Entries with figure data:
* START *
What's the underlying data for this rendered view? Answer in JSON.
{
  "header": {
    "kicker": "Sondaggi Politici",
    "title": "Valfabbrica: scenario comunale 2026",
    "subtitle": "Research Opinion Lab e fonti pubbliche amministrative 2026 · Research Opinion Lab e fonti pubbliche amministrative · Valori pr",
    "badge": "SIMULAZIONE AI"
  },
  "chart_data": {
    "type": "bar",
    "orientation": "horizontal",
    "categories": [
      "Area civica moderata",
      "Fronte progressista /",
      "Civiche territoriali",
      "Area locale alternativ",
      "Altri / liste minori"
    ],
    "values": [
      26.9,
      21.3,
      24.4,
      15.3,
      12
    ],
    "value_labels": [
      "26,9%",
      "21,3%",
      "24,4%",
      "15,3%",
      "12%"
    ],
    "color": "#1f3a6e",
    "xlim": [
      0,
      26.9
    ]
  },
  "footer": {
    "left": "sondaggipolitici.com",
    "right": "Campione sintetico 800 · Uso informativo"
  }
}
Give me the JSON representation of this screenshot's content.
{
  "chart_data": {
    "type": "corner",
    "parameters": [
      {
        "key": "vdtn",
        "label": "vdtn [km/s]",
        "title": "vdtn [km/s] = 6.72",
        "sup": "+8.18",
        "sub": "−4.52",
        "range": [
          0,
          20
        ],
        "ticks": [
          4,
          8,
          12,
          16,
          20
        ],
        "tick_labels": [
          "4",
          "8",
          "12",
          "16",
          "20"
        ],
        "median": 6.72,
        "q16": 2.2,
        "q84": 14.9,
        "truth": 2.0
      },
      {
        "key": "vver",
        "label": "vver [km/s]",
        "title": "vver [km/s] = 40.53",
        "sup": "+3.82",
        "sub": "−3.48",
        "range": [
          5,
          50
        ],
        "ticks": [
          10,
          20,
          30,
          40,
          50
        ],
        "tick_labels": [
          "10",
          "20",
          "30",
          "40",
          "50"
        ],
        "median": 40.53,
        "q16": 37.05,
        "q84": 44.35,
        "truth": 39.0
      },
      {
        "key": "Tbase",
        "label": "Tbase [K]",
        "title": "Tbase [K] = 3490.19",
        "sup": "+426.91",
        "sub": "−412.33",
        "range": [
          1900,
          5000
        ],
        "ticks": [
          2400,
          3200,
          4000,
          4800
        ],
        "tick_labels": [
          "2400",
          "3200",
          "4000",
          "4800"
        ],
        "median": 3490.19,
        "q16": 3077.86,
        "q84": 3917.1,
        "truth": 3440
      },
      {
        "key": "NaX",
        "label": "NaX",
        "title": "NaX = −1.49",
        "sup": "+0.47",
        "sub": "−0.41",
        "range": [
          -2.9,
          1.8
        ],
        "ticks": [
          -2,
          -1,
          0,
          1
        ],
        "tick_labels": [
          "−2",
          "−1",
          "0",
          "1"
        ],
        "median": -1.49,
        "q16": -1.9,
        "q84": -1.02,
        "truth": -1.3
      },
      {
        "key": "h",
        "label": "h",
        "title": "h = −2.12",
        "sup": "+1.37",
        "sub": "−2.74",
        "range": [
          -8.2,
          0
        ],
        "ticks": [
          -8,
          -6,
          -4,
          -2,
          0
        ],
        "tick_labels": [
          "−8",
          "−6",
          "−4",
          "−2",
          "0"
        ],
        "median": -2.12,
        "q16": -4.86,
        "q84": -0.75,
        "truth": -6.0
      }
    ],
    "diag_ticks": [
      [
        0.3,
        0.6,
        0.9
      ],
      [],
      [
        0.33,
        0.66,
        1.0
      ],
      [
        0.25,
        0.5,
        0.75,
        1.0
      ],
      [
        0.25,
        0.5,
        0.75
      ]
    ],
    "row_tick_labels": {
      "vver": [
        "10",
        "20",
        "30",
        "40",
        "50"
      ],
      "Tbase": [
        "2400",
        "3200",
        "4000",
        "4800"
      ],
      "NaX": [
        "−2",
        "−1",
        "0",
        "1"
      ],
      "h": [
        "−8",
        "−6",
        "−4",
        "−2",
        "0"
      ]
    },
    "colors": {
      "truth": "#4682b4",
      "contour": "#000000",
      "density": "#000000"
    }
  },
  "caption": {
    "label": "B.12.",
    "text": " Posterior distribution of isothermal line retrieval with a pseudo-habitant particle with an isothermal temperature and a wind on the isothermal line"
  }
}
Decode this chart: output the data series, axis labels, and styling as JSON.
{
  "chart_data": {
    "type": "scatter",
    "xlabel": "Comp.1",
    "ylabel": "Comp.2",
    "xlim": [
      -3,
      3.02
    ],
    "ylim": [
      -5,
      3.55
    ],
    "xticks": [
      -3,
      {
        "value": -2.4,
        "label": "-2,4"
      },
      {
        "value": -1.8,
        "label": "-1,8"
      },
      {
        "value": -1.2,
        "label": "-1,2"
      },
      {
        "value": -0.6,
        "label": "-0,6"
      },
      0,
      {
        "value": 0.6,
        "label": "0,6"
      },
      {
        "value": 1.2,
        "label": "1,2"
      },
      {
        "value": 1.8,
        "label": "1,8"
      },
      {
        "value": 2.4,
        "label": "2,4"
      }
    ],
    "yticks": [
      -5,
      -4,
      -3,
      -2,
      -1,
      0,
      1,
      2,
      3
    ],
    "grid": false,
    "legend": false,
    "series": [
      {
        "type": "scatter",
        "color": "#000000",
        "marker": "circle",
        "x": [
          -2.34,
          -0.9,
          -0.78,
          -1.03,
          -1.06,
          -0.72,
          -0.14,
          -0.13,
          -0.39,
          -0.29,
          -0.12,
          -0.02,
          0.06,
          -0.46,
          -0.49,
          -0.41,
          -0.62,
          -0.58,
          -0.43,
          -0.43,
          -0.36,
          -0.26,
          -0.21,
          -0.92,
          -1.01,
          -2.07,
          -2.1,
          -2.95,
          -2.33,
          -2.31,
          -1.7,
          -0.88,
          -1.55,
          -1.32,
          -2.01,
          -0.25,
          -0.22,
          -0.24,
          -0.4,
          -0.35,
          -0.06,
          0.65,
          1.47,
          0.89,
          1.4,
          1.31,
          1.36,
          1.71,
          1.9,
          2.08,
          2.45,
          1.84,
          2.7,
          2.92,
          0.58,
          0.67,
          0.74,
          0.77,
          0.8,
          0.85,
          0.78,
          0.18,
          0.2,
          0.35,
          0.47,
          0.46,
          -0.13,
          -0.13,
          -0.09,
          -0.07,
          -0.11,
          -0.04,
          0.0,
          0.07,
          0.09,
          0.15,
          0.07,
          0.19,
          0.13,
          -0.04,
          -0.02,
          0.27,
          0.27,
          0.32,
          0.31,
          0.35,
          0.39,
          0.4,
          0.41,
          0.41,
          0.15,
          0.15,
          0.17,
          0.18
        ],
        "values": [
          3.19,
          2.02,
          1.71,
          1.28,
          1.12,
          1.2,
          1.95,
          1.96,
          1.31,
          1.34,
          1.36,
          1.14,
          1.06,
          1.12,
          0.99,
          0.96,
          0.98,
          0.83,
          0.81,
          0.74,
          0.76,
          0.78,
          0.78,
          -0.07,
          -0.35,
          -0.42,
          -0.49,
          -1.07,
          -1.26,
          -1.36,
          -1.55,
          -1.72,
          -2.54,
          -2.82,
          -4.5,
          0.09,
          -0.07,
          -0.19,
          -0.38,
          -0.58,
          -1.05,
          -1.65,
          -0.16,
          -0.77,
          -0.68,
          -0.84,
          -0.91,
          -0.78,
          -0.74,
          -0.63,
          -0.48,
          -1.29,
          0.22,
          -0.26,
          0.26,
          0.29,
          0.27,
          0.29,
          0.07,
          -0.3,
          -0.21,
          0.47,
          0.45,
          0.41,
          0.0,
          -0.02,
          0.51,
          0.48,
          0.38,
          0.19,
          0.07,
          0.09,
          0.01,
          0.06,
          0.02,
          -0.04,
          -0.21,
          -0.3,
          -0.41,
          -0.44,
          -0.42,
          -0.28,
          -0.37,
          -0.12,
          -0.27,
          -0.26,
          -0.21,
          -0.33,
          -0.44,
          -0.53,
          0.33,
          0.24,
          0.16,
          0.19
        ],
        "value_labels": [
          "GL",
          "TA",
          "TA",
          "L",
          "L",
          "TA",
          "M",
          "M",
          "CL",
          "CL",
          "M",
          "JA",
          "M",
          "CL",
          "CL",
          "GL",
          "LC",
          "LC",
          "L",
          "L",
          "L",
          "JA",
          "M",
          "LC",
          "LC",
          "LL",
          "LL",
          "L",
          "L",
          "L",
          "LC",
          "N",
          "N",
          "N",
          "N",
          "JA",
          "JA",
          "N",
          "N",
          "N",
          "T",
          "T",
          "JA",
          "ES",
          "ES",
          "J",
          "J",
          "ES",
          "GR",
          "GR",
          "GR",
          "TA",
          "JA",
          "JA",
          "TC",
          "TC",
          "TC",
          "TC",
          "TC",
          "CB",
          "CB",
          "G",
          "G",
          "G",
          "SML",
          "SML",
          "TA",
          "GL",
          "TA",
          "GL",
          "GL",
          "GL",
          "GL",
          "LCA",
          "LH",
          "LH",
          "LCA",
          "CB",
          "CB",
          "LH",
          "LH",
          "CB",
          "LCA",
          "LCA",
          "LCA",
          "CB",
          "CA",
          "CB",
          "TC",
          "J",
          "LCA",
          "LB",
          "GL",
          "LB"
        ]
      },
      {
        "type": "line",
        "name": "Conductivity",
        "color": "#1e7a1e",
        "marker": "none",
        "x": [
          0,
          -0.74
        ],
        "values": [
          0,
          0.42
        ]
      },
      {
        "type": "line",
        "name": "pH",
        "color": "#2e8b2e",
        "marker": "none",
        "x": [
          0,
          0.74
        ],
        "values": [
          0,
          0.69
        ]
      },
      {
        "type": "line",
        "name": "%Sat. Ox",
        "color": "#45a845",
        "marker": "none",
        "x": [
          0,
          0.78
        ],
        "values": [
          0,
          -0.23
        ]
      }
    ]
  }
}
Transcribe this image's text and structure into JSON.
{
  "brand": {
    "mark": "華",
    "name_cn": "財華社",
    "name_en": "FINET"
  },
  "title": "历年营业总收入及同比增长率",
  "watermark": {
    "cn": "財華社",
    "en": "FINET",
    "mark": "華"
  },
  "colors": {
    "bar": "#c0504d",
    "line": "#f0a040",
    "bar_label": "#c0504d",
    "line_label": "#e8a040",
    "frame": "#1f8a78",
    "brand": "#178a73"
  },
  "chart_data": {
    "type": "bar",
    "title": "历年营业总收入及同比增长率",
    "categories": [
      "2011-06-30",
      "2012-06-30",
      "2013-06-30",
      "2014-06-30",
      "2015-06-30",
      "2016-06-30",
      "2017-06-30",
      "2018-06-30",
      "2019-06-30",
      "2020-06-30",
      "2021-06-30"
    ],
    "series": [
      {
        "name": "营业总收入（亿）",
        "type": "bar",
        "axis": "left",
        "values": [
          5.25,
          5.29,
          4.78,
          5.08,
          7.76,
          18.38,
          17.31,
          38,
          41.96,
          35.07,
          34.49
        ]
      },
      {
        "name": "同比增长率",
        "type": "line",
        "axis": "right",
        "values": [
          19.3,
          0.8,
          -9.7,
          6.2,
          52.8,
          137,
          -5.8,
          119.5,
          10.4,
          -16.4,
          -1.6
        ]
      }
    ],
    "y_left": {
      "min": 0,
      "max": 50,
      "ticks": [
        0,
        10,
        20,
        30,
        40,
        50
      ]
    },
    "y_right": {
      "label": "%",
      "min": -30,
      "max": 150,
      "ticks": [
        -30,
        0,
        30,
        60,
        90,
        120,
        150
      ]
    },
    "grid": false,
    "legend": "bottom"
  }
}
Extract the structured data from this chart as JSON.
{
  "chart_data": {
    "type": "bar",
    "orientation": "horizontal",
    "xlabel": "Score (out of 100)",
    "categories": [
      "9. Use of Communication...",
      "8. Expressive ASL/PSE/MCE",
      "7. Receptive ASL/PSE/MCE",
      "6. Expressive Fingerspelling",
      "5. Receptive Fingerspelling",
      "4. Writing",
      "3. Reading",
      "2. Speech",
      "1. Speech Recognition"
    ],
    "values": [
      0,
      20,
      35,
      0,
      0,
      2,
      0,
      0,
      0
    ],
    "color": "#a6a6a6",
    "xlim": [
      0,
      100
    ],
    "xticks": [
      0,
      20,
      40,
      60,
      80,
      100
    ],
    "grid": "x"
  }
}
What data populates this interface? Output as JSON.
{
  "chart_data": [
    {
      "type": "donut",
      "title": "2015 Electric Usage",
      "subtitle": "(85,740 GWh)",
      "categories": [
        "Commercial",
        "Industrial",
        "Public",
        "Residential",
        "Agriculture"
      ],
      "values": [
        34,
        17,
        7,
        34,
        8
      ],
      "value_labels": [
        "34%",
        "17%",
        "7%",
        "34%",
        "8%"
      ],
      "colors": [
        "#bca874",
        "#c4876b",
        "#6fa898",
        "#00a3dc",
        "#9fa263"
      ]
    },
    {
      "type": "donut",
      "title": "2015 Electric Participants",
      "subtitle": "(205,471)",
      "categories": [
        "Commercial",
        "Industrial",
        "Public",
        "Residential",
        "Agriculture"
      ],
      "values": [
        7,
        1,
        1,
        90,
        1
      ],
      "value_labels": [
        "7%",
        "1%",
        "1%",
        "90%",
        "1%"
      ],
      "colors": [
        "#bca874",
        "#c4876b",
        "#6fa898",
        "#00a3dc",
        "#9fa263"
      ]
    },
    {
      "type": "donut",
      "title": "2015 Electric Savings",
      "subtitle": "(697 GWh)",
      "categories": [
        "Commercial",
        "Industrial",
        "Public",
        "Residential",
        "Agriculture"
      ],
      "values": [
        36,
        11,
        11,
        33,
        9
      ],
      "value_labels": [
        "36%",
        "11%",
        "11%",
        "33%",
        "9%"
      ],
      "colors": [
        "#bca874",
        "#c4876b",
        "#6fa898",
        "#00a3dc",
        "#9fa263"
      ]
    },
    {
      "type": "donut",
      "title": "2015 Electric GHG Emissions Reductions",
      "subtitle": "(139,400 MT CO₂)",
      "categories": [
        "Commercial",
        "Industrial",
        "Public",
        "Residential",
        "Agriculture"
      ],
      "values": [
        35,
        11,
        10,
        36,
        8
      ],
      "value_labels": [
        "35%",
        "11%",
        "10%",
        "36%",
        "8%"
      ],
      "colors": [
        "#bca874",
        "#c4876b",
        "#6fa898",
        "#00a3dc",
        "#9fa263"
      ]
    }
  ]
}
* END *
▶ **Written instruction**: Return each line that includes "Tbase".

▶ **Solution to the problem**:
        "key": "Tbase",
        "label": "Tbase [K]",
        "title": "Tbase [K] = 3490.19",
      "Tbase": [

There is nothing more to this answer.